— start Material to process —
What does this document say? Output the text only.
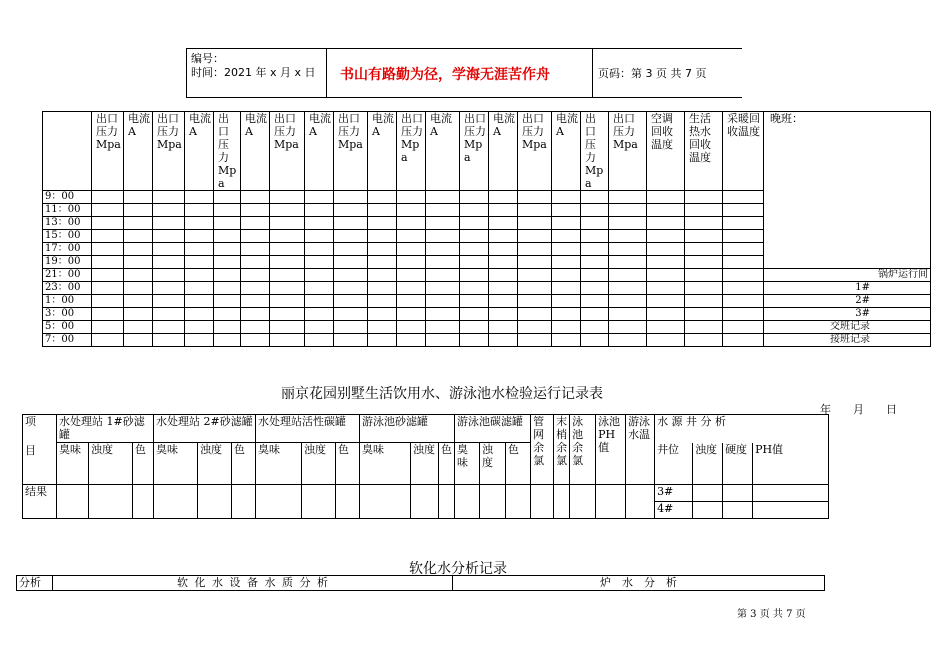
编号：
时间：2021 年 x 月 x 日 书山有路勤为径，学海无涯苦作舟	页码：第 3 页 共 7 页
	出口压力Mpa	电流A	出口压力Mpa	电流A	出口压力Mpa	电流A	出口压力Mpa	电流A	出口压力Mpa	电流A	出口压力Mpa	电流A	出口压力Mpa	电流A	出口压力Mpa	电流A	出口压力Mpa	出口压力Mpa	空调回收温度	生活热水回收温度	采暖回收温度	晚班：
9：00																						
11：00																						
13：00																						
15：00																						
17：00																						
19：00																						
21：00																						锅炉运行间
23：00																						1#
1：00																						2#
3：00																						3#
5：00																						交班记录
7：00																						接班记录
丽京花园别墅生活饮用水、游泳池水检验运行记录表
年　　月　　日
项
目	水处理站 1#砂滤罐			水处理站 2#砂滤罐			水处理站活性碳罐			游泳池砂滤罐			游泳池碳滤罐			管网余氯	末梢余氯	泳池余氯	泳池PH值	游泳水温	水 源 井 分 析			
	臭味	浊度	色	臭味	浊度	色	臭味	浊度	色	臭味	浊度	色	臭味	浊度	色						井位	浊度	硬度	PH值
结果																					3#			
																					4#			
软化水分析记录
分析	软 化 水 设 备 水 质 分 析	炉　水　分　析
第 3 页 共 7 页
— end Material to process —
Work to do :: Transcribe all entries above exactly. Drop the pictures.

Expected output ::
What does this document say? Output the text only.
编号：
时间：2021 年 x 月 x 日 书山有路勤为径，学海无涯苦作舟	页码：第 3 页 共 7 页
	出口压力Mpa	电流A	出口压力Mpa	电流A	出口压力Mpa	电流A	出口压力Mpa	电流A	出口压力Mpa	电流A	出口压力Mpa	电流A	出口压力Mpa	电流A	出口压力Mpa	电流A	出口压力Mpa	出口压力Mpa	空调回收温度	生活热水回收温度	采暖回收温度	晚班：
9：00																						
11：00																						
13：00																						
15：00																						
17：00																						
19：00																						
21：00																						锅炉运行间
23：00																						1#
1：00																						2#
3：00																						3#
5：00																						交班记录
7：00																						接班记录
丽京花园别墅生活饮用水、游泳池水检验运行记录表
年　　月　　日
项
目	水处理站 1#砂滤罐			水处理站 2#砂滤罐			水处理站活性碳罐			游泳池砂滤罐			游泳池碳滤罐			管网余氯	末梢余氯	泳池余氯	泳池PH值	游泳水温	水 源 井 分 析			
	臭味	浊度	色	臭味	浊度	色	臭味	浊度	色	臭味	浊度	色	臭味	浊度	色						井位	浊度	硬度	PH值
结果																					3#			
																					4#			
软化水分析记录
分析	软 化 水 设 备 水 质 分 析	炉　水　分　析
第 3 页 共 7 页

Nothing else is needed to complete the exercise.